Data listing:
- - - -
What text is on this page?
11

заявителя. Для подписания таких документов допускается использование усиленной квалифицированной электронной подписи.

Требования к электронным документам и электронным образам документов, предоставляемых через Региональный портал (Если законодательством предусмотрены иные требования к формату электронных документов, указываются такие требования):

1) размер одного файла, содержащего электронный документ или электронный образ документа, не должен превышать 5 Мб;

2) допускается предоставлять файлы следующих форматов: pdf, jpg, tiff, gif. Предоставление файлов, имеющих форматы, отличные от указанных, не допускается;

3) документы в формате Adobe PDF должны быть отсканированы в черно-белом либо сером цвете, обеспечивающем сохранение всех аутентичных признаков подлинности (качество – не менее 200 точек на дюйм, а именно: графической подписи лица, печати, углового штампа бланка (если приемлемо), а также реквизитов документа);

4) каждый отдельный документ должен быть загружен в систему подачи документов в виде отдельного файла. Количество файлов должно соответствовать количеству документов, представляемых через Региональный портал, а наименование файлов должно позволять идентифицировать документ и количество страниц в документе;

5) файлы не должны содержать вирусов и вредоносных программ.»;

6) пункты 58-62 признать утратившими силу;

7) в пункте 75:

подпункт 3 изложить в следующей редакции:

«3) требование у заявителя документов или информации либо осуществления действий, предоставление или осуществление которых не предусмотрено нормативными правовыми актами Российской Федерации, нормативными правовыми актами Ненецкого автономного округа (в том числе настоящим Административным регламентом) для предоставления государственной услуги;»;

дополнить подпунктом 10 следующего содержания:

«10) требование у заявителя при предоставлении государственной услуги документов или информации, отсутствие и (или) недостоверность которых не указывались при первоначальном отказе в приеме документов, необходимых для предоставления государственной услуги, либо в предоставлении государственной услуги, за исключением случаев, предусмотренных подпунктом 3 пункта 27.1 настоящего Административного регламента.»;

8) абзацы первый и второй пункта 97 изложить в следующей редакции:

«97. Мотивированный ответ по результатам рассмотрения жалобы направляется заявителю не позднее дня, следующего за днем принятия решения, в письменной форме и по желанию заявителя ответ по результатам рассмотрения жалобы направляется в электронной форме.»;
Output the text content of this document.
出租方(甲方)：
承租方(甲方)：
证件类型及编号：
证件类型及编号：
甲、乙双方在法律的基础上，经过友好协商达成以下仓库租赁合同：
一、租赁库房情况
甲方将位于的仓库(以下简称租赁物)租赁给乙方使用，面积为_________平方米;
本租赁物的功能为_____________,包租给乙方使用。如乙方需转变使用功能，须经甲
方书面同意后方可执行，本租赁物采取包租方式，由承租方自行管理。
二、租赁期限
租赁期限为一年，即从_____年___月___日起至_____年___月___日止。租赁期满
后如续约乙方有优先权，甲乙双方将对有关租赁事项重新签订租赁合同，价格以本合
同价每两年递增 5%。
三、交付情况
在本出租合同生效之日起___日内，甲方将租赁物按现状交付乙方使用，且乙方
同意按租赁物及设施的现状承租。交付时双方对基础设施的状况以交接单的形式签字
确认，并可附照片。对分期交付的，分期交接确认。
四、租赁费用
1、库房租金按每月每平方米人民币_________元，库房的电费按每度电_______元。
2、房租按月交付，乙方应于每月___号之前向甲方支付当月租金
- - - -
Your task: Your task is to print the whole listing again exactly.

Result:
What text is on this page?
11

заявителя. Для подписания таких документов допускается использование усиленной квалифицированной электронной подписи.

Требования к электронным документам и электронным образам документов, предоставляемых через Региональный портал (Если законодательством предусмотрены иные требования к формату электронных документов, указываются такие требования):

1) размер одного файла, содержащего электронный документ или электронный образ документа, не должен превышать 5 Мб;

2) допускается предоставлять файлы следующих форматов: pdf, jpg, tiff, gif. Предоставление файлов, имеющих форматы, отличные от указанных, не допускается;

3) документы в формате Adobe PDF должны быть отсканированы в черно-белом либо сером цвете, обеспечивающем сохранение всех аутентичных признаков подлинности (качество – не менее 200 точек на дюйм, а именно: графической подписи лица, печати, углового штампа бланка (если приемлемо), а также реквизитов документа);

4) каждый отдельный документ должен быть загружен в систему подачи документов в виде отдельного файла. Количество файлов должно соответствовать количеству документов, представляемых через Региональный портал, а наименование файлов должно позволять идентифицировать документ и количество страниц в документе;

5) файлы не должны содержать вирусов и вредоносных программ.»;

6) пункты 58-62 признать утратившими силу;

7) в пункте 75:

подпункт 3 изложить в следующей редакции:

«3) требование у заявителя документов или информации либо осуществления действий, предоставление или осуществление которых не предусмотрено нормативными правовыми актами Российской Федерации, нормативными правовыми актами Ненецкого автономного округа (в том числе настоящим Административным регламентом) для предоставления государственной услуги;»;

дополнить подпунктом 10 следующего содержания:

«10) требование у заявителя при предоставлении государственной услуги документов или информации, отсутствие и (или) недостоверность которых не указывались при первоначальном отказе в приеме документов, необходимых для предоставления государственной услуги, либо в предоставлении государственной услуги, за исключением случаев, предусмотренных подпунктом 3 пункта 27.1 настоящего Административного регламента.»;

8) абзацы первый и второй пункта 97 изложить в следующей редакции:

«97. Мотивированный ответ по результатам рассмотрения жалобы направляется заявителю не позднее дня, следующего за днем принятия решения, в письменной форме и по желанию заявителя ответ по результатам рассмотрения жалобы направляется в электронной форме.»;
Output the text content of this document.
出租方(甲方)：
承租方(甲方)：
证件类型及编号：
证件类型及编号：
甲、乙双方在法律的基础上，经过友好协商达成以下仓库租赁合同：
一、租赁库房情况
甲方将位于的仓库(以下简称租赁物)租赁给乙方使用，面积为_________平方米;
本租赁物的功能为_____________,包租给乙方使用。如乙方需转变使用功能，须经甲
方书面同意后方可执行，本租赁物采取包租方式，由承租方自行管理。
二、租赁期限
租赁期限为一年，即从_____年___月___日起至_____年___月___日止。租赁期满
后如续约乙方有优先权，甲乙双方将对有关租赁事项重新签订租赁合同，价格以本合
同价每两年递增 5%。
三、交付情况
在本出租合同生效之日起___日内，甲方将租赁物按现状交付乙方使用，且乙方
同意按租赁物及设施的现状承租。交付时双方对基础设施的状况以交接单的形式签字
确认，并可附照片。对分期交付的，分期交接确认。
四、租赁费用
1、库房租金按每月每平方米人民币_________元，库房的电费按每度电_______元。
2、房租按月交付，乙方应于每月___号之前向甲方支付当月租金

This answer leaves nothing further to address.